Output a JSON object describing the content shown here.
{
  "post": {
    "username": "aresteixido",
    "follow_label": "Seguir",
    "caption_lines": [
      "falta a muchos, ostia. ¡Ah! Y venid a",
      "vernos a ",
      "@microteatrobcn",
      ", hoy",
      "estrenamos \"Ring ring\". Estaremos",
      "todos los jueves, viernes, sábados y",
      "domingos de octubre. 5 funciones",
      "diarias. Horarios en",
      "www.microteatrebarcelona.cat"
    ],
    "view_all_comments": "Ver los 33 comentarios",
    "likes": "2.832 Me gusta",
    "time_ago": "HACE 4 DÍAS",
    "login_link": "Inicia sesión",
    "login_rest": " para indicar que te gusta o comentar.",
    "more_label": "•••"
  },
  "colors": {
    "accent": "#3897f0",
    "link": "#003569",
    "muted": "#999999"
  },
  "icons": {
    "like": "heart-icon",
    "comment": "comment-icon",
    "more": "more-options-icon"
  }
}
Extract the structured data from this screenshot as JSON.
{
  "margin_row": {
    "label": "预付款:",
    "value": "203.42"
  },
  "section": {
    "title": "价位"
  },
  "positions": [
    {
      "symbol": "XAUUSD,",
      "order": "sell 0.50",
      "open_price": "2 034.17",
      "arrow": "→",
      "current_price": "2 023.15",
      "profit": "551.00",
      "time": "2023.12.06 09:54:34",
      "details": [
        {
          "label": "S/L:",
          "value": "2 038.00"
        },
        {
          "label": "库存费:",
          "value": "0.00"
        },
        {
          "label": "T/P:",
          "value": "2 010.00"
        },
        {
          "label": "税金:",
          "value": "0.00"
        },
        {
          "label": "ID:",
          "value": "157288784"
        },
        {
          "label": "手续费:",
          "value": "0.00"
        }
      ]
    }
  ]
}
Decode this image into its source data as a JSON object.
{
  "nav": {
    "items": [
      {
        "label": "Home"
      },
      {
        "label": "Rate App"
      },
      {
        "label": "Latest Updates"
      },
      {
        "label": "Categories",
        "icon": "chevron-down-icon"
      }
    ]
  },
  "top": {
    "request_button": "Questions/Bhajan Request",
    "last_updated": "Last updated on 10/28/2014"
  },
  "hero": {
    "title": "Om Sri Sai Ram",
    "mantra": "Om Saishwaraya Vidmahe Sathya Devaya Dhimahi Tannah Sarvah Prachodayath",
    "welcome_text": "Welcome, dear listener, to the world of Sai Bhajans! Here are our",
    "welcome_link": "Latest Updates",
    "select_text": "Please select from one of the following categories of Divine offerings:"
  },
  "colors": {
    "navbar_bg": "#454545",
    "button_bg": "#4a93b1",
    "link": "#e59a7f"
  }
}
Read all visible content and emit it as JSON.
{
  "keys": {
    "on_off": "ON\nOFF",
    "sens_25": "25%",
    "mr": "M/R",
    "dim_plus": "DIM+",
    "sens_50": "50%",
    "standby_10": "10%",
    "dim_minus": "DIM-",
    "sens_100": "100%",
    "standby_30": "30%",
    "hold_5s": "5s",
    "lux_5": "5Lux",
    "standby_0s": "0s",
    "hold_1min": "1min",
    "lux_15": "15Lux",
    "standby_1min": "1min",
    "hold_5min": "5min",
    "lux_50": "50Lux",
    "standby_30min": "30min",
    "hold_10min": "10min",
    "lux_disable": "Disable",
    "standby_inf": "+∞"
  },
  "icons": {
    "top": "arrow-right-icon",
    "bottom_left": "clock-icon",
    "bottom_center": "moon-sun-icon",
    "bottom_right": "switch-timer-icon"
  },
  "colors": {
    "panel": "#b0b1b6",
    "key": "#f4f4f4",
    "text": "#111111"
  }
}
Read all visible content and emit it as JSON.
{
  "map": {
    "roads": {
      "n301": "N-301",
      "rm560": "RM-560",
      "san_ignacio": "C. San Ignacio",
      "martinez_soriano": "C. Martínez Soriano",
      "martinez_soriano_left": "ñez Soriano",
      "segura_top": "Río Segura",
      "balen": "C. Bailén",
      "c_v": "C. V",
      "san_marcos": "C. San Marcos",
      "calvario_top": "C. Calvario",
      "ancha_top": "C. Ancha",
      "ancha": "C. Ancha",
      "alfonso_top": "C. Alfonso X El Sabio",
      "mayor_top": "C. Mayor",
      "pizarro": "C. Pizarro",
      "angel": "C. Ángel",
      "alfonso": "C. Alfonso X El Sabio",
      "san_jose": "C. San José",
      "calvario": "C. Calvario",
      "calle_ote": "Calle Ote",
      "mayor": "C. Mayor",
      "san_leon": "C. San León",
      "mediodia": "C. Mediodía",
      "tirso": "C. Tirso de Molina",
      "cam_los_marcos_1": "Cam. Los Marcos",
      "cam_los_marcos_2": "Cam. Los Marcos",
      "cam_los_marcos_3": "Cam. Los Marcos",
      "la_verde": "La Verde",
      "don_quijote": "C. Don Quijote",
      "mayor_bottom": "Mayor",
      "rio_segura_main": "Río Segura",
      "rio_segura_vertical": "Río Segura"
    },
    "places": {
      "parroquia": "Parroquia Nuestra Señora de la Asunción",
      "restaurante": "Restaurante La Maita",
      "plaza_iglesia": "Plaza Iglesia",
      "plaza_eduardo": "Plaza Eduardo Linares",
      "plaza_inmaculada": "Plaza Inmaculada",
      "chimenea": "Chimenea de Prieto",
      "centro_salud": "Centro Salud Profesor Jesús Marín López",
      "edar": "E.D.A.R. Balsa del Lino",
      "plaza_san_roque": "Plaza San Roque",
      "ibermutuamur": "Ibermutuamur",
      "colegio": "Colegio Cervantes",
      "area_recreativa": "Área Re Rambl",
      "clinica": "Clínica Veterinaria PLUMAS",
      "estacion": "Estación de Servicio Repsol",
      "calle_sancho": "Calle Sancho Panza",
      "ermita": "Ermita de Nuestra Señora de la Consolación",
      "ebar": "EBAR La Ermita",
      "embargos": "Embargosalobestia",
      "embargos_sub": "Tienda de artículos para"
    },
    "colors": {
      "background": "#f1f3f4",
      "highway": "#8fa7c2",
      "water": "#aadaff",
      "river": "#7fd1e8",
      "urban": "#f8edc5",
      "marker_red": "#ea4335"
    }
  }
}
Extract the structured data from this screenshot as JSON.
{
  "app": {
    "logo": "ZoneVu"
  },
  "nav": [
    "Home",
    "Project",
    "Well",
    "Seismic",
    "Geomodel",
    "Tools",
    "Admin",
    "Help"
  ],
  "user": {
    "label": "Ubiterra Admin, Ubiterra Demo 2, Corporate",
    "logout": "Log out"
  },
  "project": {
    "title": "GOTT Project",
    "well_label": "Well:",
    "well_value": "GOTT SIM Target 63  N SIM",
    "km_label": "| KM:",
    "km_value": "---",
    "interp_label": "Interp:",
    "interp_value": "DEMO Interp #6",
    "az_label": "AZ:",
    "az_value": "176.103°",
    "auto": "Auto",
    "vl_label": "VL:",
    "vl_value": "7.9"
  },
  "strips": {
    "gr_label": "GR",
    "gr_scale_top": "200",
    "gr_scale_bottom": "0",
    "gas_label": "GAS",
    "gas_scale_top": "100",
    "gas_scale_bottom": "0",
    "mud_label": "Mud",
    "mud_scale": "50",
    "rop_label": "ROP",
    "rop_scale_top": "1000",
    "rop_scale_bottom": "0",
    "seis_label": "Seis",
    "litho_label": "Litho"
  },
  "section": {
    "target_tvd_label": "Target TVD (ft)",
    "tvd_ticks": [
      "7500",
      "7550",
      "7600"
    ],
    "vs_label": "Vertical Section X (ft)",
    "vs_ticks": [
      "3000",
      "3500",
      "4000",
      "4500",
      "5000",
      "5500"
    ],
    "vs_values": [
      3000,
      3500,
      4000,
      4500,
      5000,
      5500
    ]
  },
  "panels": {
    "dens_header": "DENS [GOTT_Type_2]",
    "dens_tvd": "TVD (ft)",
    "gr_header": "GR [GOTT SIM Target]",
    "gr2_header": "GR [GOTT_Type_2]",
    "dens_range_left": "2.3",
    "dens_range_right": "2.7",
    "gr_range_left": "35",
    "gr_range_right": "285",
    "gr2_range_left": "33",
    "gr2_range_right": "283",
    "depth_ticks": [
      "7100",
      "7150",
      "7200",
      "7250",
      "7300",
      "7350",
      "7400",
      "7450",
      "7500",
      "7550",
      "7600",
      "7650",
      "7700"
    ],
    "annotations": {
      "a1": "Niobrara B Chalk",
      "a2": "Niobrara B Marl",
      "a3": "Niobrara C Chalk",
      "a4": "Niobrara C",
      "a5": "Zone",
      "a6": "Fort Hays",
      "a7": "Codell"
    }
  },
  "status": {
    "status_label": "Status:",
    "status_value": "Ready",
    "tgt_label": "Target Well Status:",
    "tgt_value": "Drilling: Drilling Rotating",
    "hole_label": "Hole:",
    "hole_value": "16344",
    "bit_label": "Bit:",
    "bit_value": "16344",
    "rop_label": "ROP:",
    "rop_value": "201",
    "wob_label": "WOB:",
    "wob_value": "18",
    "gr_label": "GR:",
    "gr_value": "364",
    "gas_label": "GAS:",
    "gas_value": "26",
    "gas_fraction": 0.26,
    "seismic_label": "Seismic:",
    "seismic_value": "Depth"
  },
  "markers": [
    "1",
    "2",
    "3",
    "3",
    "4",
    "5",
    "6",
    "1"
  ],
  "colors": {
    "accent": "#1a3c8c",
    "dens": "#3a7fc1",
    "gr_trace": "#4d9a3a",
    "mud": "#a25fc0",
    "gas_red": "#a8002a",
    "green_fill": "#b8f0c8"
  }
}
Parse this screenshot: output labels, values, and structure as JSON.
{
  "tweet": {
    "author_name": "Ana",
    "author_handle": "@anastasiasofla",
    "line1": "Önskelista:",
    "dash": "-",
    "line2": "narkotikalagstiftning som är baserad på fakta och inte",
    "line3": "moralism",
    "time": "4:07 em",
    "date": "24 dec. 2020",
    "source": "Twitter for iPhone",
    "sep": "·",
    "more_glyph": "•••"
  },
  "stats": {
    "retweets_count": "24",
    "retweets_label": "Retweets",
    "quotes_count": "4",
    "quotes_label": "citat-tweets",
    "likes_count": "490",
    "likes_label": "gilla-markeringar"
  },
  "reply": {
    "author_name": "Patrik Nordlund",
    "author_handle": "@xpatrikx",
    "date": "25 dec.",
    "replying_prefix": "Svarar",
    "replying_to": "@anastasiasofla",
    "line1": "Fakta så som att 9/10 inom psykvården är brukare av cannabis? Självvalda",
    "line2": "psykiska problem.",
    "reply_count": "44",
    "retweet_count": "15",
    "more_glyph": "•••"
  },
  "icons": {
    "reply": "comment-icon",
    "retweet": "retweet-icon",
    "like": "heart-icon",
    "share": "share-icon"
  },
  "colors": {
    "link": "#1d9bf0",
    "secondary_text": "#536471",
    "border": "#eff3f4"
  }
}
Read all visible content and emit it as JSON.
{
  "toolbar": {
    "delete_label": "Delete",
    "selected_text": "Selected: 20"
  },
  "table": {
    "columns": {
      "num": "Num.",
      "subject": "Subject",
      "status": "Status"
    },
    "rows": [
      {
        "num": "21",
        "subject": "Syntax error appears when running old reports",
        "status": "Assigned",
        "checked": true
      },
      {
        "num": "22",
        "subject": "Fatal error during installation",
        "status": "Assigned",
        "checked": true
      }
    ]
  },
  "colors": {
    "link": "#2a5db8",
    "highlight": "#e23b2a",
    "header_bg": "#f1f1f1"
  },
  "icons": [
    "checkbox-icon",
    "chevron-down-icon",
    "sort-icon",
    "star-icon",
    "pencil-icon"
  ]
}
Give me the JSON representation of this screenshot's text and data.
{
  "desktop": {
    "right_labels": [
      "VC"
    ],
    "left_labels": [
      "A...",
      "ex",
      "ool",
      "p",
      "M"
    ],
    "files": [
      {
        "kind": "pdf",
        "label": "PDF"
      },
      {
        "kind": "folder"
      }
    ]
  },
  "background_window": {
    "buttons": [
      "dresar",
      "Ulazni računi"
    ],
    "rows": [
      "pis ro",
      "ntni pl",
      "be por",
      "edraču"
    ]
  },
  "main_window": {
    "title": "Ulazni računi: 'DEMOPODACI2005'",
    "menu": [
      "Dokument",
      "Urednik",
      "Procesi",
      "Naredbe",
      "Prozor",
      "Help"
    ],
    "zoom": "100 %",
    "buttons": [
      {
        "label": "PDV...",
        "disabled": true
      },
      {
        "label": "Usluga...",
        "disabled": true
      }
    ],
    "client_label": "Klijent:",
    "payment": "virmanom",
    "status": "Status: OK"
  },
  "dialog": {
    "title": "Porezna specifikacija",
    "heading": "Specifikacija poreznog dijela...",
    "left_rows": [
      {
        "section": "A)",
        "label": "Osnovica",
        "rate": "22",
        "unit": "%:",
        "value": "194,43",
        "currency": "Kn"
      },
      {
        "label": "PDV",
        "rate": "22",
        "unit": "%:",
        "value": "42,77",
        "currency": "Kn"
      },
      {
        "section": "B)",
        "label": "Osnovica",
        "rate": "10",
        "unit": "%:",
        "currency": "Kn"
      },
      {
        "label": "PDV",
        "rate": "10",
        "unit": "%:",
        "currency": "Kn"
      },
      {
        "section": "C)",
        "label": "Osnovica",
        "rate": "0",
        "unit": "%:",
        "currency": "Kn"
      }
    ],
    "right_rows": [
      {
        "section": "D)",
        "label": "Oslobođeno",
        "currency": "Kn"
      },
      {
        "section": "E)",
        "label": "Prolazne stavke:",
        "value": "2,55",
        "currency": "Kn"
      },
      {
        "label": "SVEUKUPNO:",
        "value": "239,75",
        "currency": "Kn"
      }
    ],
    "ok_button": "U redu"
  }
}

• Your instructions
Scan the listing above and identify each line holding the string "subject"; copy every such line.

• Problem solution
      "subject": "Subject",
        "subject": "Syntax error appears when running old reports",
        "subject": "Fatal error during installation",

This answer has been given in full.